Dataset listings of figures:
★ ★ ★ ★
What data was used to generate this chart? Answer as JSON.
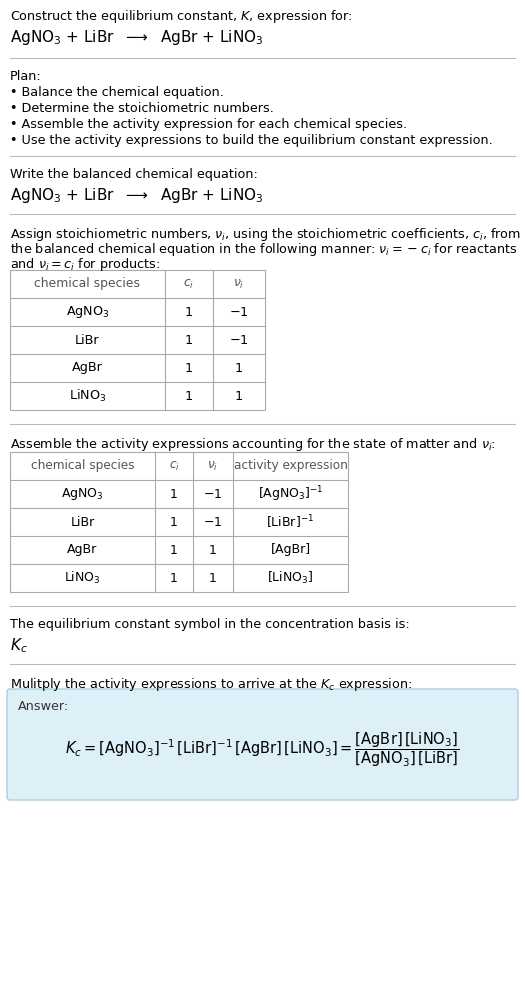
{
  "bg_color": "#ffffff",
  "answer_bg": "#def0f7",
  "answer_border": "#a8cfe0",
  "title_line1": "Construct the equilibrium constant, $K$, expression for:",
  "title_line2": "AgNO$_3$ + LiBr  $\\longrightarrow$  AgBr + LiNO$_3$",
  "plan_header": "Plan:",
  "plan_items": [
    "• Balance the chemical equation.",
    "• Determine the stoichiometric numbers.",
    "• Assemble the activity expression for each chemical species.",
    "• Use the activity expressions to build the equilibrium constant expression."
  ],
  "balanced_eq_header": "Write the balanced chemical equation:",
  "balanced_eq": "AgNO$_3$ + LiBr  $\\longrightarrow$  AgBr + LiNO$_3$",
  "stoich_intro1": "Assign stoichiometric numbers, $\\nu_i$, using the stoichiometric coefficients, $c_i$, from",
  "stoich_intro2": "the balanced chemical equation in the following manner: $\\nu_i = -c_i$ for reactants",
  "stoich_intro3": "and $\\nu_i = c_i$ for products:",
  "table1_headers": [
    "chemical species",
    "$c_i$",
    "$\\nu_i$"
  ],
  "table1_col_ws": [
    155,
    48,
    52
  ],
  "table1_rows": [
    [
      "AgNO$_3$",
      "1",
      "$-1$"
    ],
    [
      "LiBr",
      "1",
      "$-1$"
    ],
    [
      "AgBr",
      "1",
      "1"
    ],
    [
      "LiNO$_3$",
      "1",
      "1"
    ]
  ],
  "activity_intro": "Assemble the activity expressions accounting for the state of matter and $\\nu_i$:",
  "table2_headers": [
    "chemical species",
    "$c_i$",
    "$\\nu_i$",
    "activity expression"
  ],
  "table2_col_ws": [
    145,
    38,
    40,
    115
  ],
  "table2_rows": [
    [
      "AgNO$_3$",
      "1",
      "$-1$",
      "[AgNO$_3$]$^{-1}$"
    ],
    [
      "LiBr",
      "1",
      "$-1$",
      "[LiBr]$^{-1}$"
    ],
    [
      "AgBr",
      "1",
      "1",
      "[AgBr]"
    ],
    [
      "LiNO$_3$",
      "1",
      "1",
      "[LiNO$_3$]"
    ]
  ],
  "kc_intro": "The equilibrium constant symbol in the concentration basis is:",
  "kc_symbol": "$K_c$",
  "multiply_intro": "Mulitply the activity expressions to arrive at the $K_c$ expression:",
  "answer_label": "Answer:",
  "answer_line1": "$K_c = [\\mathrm{AgNO_3}]^{-1}\\,[\\mathrm{LiBr}]^{-1}\\,[\\mathrm{AgBr}]\\,[\\mathrm{LiNO_3}] = \\dfrac{[\\mathrm{AgBr}]\\,[\\mathrm{LiNO_3}]}{[\\mathrm{AgNO_3}]\\,[\\mathrm{LiBr}]}$"
}
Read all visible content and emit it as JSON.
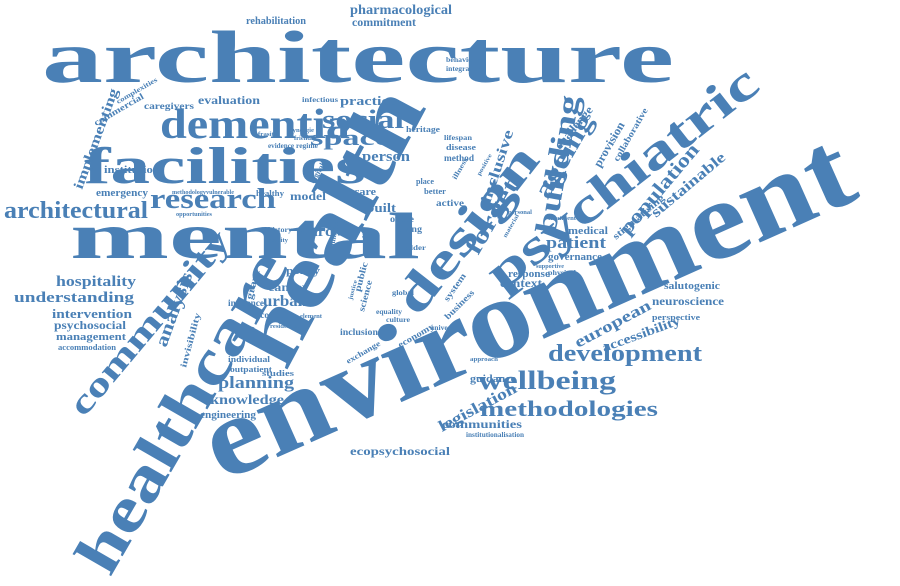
{
  "color": "#4a80b6",
  "words": [
    "architecture",
    "environment",
    "health",
    "mental",
    "facilities",
    "healthcare",
    "dementia",
    "psychiatric",
    "design",
    "community",
    "building",
    "social",
    "space",
    "research",
    "architectural",
    "development",
    "wellbeing",
    "methodologies",
    "ageing",
    "forget",
    "population",
    "inclusive",
    "patient",
    "sustainable",
    "implementing",
    "planning",
    "knowledge",
    "legislation",
    "european",
    "hospitality",
    "understanding",
    "analysis",
    "urban",
    "cancer",
    "ward",
    "person",
    "model",
    "intervention",
    "psychosocial",
    "management",
    "engineering",
    "ecopsychosocial",
    "communities",
    "guidance",
    "neuroscience",
    "salutogenic",
    "accessibility",
    "context",
    "response",
    "institution",
    "evaluation",
    "practice",
    "pharmacological",
    "commitment",
    "rehabilitation",
    "challenge",
    "provision",
    "collaborative",
    "stigmatising",
    "medical",
    "governance",
    "emergency",
    "caregivers",
    "commercial",
    "complexities",
    "perspective",
    "accommodation",
    "economic",
    "influence",
    "invisibility",
    "grant",
    "studies",
    "outpatient",
    "individual",
    "policy",
    "inclusion",
    "exchange",
    "economy",
    "business",
    "system",
    "science",
    "built",
    "office",
    "living",
    "active",
    "better",
    "place",
    "method",
    "disease",
    "heritage",
    "lifespan",
    "illness",
    "infectious",
    "behavioural",
    "integration",
    "institutionalisation",
    "healthy",
    "methodology",
    "opportunities",
    "vulnerable",
    "history",
    "quality",
    "digital",
    "humans",
    "care",
    "public",
    "global",
    "culture",
    "equality",
    "physical",
    "personal",
    "universal",
    "supportive",
    "evidence",
    "regime",
    "synergie",
    "friendly",
    "infrasit",
    "residential",
    "element",
    "justice",
    "area",
    "older",
    "material",
    "positive",
    "treatment",
    "approach"
  ]
}
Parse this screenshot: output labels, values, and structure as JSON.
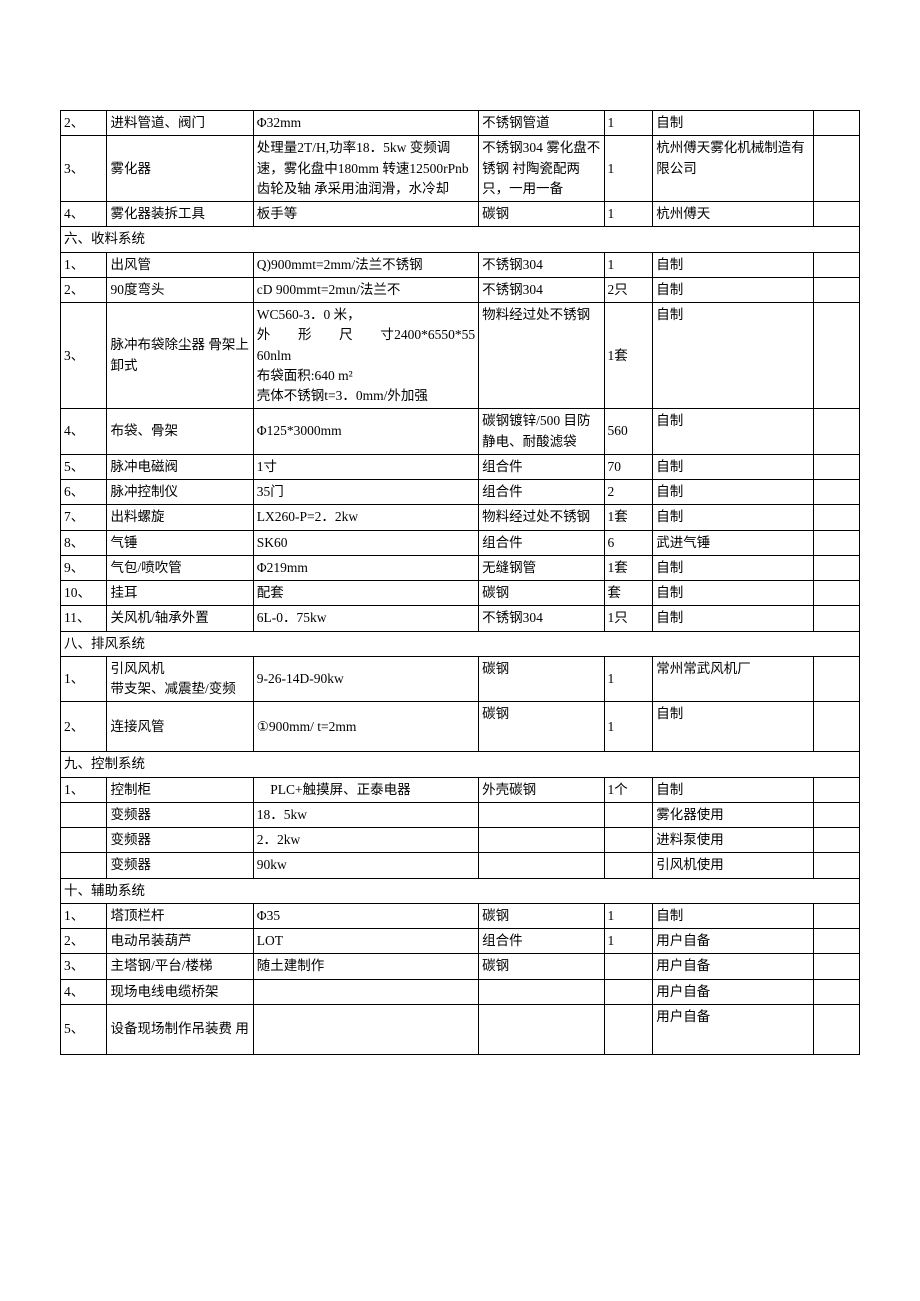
{
  "table": {
    "columns": [
      "idx",
      "name",
      "spec",
      "material",
      "qty",
      "source",
      "remark"
    ],
    "col_widths": [
      "40px",
      "126px",
      "194px",
      "108px",
      "42px",
      "138px",
      "40px"
    ],
    "border_color": "#000000",
    "background_color": "#ffffff",
    "font_size": 13.5,
    "rows": [
      {
        "type": "row",
        "cells": [
          "2、",
          "进料管道、阀门",
          "Φ32mm",
          "不锈钢管道",
          "1",
          "自制",
          ""
        ]
      },
      {
        "type": "row",
        "cells": [
          "3、",
          "雾化器",
          "处理量2T/H,功率18．5kw 变频调速，雾化盘中180mm 转速12500rPnb齿轮及轴 承采用油润滑，水冷却",
          "不锈钢304 雾化盘不锈钢 衬陶瓷配两 只，一用一备",
          "1",
          "杭州傅天雾化机械制造有限公司",
          ""
        ]
      },
      {
        "type": "row",
        "cells": [
          "4、",
          "雾化器装拆工具",
          "板手等",
          "碳钢",
          "1",
          "杭州傅天",
          ""
        ]
      },
      {
        "type": "section",
        "label": "六、收料系统"
      },
      {
        "type": "row",
        "cells": [
          "1、",
          "出风管",
          "Q)900mmt=2mm/法兰不锈钢",
          "不锈钢304",
          "1",
          "自制",
          ""
        ]
      },
      {
        "type": "row",
        "cells": [
          "2、",
          "90度弯头",
          "cD 900mmt=2mιn/法兰不",
          "不锈钢304",
          "2只",
          "自制",
          ""
        ]
      },
      {
        "type": "row",
        "cells": [
          "3、",
          "脉冲布袋除尘器 骨架上卸式",
          "WC560-3．0 米，\n外　　形　　尺　　寸2400*6550*5560nlm\n布袋面积:640 m²\n壳体不锈钢t=3．0mm/外加强",
          "物料经过处不锈钢",
          "1套",
          "自制",
          ""
        ],
        "spec_just": true
      },
      {
        "type": "row",
        "cells": [
          "4、",
          "布袋、骨架",
          "Φ125*3000mm",
          "碳钢镀锌/500 目防静电、耐酸滤袋",
          "560",
          "自制",
          ""
        ]
      },
      {
        "type": "row",
        "cells": [
          "5、",
          "脉冲电磁阀",
          "1寸",
          "组合件",
          "70",
          "自制",
          ""
        ]
      },
      {
        "type": "row",
        "cells": [
          "6、",
          "脉冲控制仪",
          "35门",
          "组合件",
          "2",
          "自制",
          ""
        ]
      },
      {
        "type": "row",
        "cells": [
          "7、",
          "出料螺旋",
          "LX260-P=2．2kw",
          "物料经过处不锈钢",
          "1套",
          "\n自制",
          ""
        ]
      },
      {
        "type": "row",
        "cells": [
          "8、",
          "气锤",
          "SK60",
          "组合件",
          "6",
          "武进气锤",
          ""
        ]
      },
      {
        "type": "row",
        "cells": [
          "9、",
          "气包/喷吹管",
          "Φ219mm",
          "无缝钢管",
          "1套",
          "自制",
          ""
        ]
      },
      {
        "type": "row",
        "cells": [
          "10、",
          "挂耳",
          "配套",
          "碳钢",
          "套",
          "自制",
          ""
        ]
      },
      {
        "type": "row",
        "cells": [
          "11、",
          "关风机/轴承外置",
          "6L-0．75kw",
          "不锈钢304",
          "1只",
          "自制",
          ""
        ]
      },
      {
        "type": "section",
        "label": "八、排风系统"
      },
      {
        "type": "row",
        "cells": [
          "1、",
          "引风风机\n带支架、减震垫/变频",
          "9-26-14D-90kw",
          "碳钢",
          "1",
          "\n常州常武风机厂",
          ""
        ]
      },
      {
        "type": "row",
        "cells": [
          "2、",
          "连接风管",
          "①900mm/ t=2mm",
          "碳钢",
          "1",
          "自制",
          ""
        ],
        "tall": true
      },
      {
        "type": "section",
        "label": "九、控制系统"
      },
      {
        "type": "row",
        "cells": [
          "1、",
          "控制柜",
          "　PLC+触摸屏、正泰电器",
          "外壳碳钢",
          "1个",
          "自制",
          ""
        ]
      },
      {
        "type": "row",
        "cells": [
          "",
          "变频器",
          "18．5kw",
          "",
          "",
          "雾化器使用",
          ""
        ]
      },
      {
        "type": "row",
        "cells": [
          "",
          "变频器",
          "2．2kw",
          "",
          "",
          "进料泵使用",
          ""
        ]
      },
      {
        "type": "row",
        "cells": [
          "",
          "变频器",
          "90kw",
          "",
          "",
          "引风机使用",
          ""
        ]
      },
      {
        "type": "section",
        "label": "十、辅助系统"
      },
      {
        "type": "row",
        "cells": [
          "1、",
          "塔顶栏杆",
          "Φ35",
          "碳钢",
          "1",
          "自制",
          ""
        ]
      },
      {
        "type": "row",
        "cells": [
          "2、",
          "电动吊装葫芦",
          "LOT",
          "组合件",
          "1",
          "用户自备",
          ""
        ]
      },
      {
        "type": "row",
        "cells": [
          "3、",
          "主塔钢/平台/楼梯",
          "随土建制作",
          "碳钢",
          "",
          "用户自备",
          ""
        ]
      },
      {
        "type": "row",
        "cells": [
          "4、",
          "现场电线电缆桥架",
          "",
          "",
          "",
          "用户自备",
          ""
        ]
      },
      {
        "type": "row",
        "cells": [
          "5、",
          "设备现场制作吊装费 用",
          "",
          "",
          "",
          "用户自备",
          ""
        ],
        "tall": true
      }
    ]
  }
}
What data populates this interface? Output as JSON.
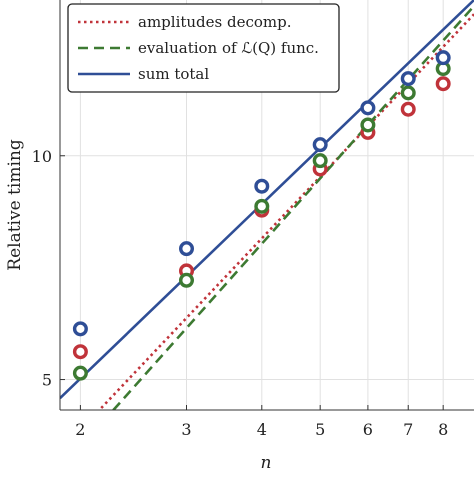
{
  "chart_data": {
    "type": "line",
    "xlabel": "n",
    "ylabel": "Relative timing",
    "xscale": "log",
    "yscale": "log",
    "xlim": [
      1.85,
      9.0
    ],
    "ylim": [
      4.55,
      16.2
    ],
    "xticks": [
      2,
      3,
      4,
      5,
      6,
      7,
      8
    ],
    "yticks": [
      5,
      10
    ],
    "grid": true,
    "legend_position": "top-left",
    "series": [
      {
        "name": "amplitudes decomp.",
        "style": "dotted",
        "color": "#c0333a",
        "line": {
          "x": [
            1.85,
            9.0
          ],
          "y": [
            4.0,
            15.5
          ]
        },
        "points": {
          "x": [
            2,
            3,
            4,
            5,
            6,
            7,
            8
          ],
          "y": [
            5.45,
            7.0,
            8.45,
            9.6,
            10.75,
            11.55,
            12.5
          ]
        }
      },
      {
        "name": "evaluation of ℒ(Q) func.",
        "style": "dashed",
        "color": "#3d7a32",
        "line": {
          "x": [
            1.85,
            9.0
          ],
          "y": [
            3.78,
            15.9
          ]
        },
        "points": {
          "x": [
            2,
            3,
            4,
            5,
            6,
            7,
            8
          ],
          "y": [
            5.1,
            6.8,
            8.55,
            9.85,
            11.0,
            12.15,
            13.1
          ]
        }
      },
      {
        "name": "sum total",
        "style": "solid",
        "color": "#2f4e96",
        "line": {
          "x": [
            1.85,
            9.0
          ],
          "y": [
            4.72,
            16.2
          ]
        },
        "points": {
          "x": [
            2,
            3,
            4,
            5,
            6,
            7,
            8
          ],
          "y": [
            5.85,
            7.5,
            9.1,
            10.35,
            11.6,
            12.7,
            13.55
          ]
        }
      }
    ]
  }
}
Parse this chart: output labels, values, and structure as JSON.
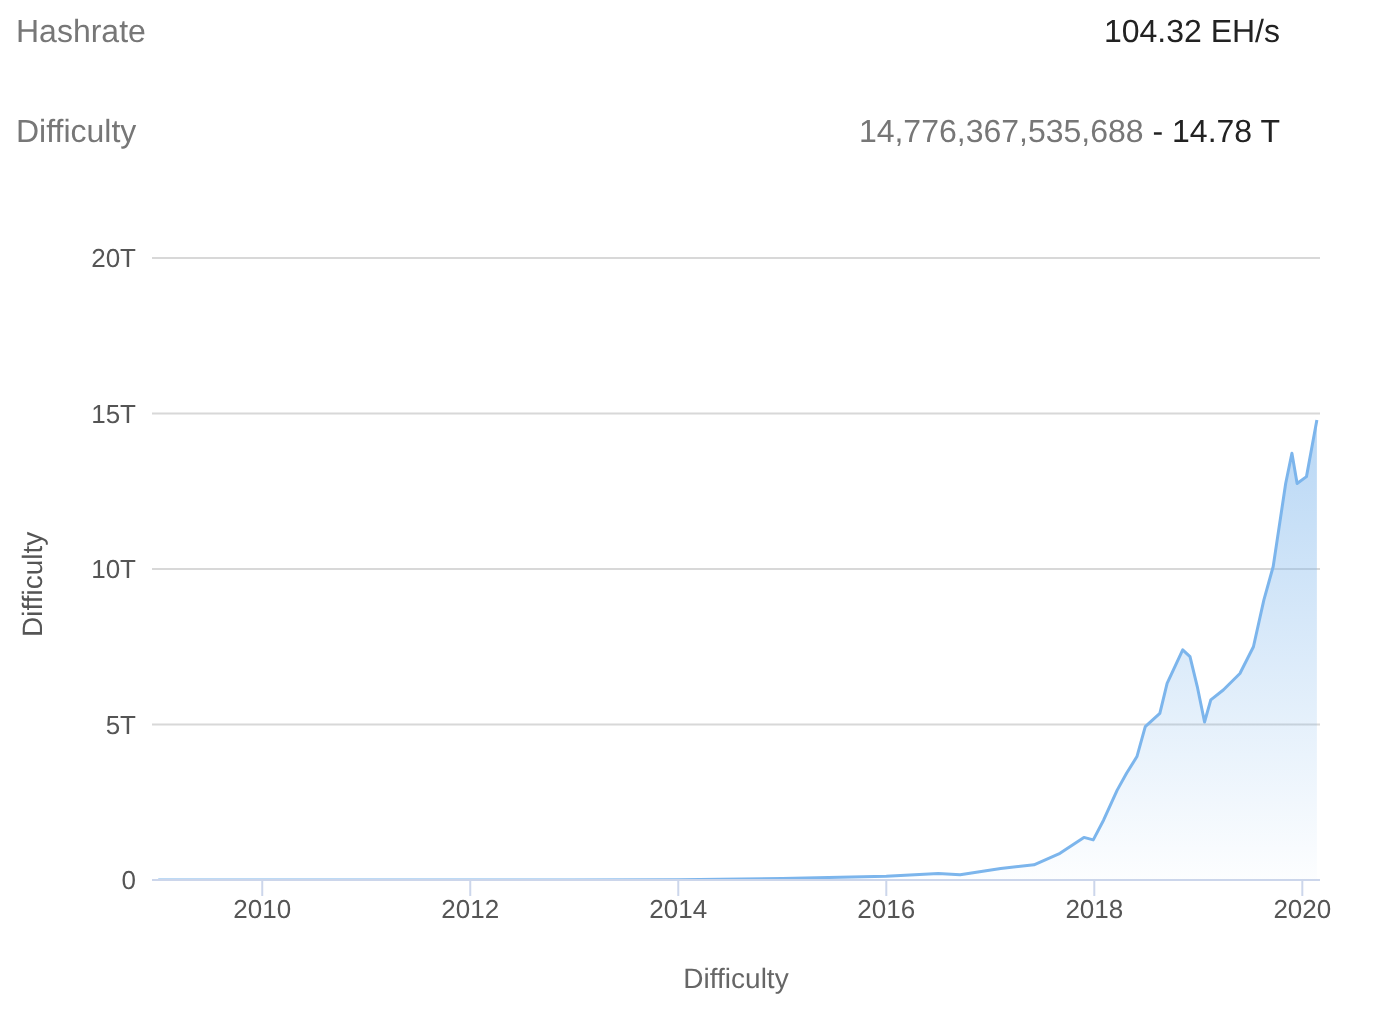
★ ★ ★ ★
> [Stated task]
Check each line above for the word "Assemble" and copy the ones that have it.

> [Task response]
    "• Assemble the activity expression for each chemical species.",
  "activity_intro": "Assemble the activity expressions accounting for the state of matter and $\\nu_i$:",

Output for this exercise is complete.